--- Data section ---
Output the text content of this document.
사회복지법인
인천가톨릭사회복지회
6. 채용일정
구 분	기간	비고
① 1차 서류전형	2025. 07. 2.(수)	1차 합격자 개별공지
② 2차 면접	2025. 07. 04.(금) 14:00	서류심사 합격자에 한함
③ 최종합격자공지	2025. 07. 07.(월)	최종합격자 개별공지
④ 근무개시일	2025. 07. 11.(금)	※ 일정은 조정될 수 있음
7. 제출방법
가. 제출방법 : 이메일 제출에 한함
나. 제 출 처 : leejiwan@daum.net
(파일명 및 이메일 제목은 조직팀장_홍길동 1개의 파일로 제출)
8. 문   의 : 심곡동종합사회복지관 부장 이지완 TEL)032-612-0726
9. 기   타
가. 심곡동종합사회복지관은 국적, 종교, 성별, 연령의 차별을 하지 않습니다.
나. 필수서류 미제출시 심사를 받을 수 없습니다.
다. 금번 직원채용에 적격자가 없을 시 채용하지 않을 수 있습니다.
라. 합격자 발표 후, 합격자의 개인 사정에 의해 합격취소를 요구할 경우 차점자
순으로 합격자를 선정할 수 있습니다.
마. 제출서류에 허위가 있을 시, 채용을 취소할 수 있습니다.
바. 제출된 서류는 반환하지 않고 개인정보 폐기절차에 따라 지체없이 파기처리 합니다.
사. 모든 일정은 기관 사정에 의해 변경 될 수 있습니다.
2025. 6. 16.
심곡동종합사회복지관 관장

--- Aim ---
All of the material above needs to be retyped word for word.

--- Solved problem ---
Output the text content of this document.
사회복지법인
인천가톨릭사회복지회
6. 채용일정
구 분	기간	비고
① 1차 서류전형	2025. 07. 2.(수)	1차 합격자 개별공지
② 2차 면접	2025. 07. 04.(금) 14:00	서류심사 합격자에 한함
③ 최종합격자공지	2025. 07. 07.(월)	최종합격자 개별공지
④ 근무개시일	2025. 07. 11.(금)	※ 일정은 조정될 수 있음
7. 제출방법
가. 제출방법 : 이메일 제출에 한함
나. 제 출 처 : leejiwan@daum.net
(파일명 및 이메일 제목은 조직팀장_홍길동 1개의 파일로 제출)
8. 문   의 : 심곡동종합사회복지관 부장 이지완 TEL)032-612-0726
9. 기   타
가. 심곡동종합사회복지관은 국적, 종교, 성별, 연령의 차별을 하지 않습니다.
나. 필수서류 미제출시 심사를 받을 수 없습니다.
다. 금번 직원채용에 적격자가 없을 시 채용하지 않을 수 있습니다.
라. 합격자 발표 후, 합격자의 개인 사정에 의해 합격취소를 요구할 경우 차점자
순으로 합격자를 선정할 수 있습니다.
마. 제출서류에 허위가 있을 시, 채용을 취소할 수 있습니다.
바. 제출된 서류는 반환하지 않고 개인정보 폐기절차에 따라 지체없이 파기처리 합니다.
사. 모든 일정은 기관 사정에 의해 변경 될 수 있습니다.
2025. 6. 16.
심곡동종합사회복지관 관장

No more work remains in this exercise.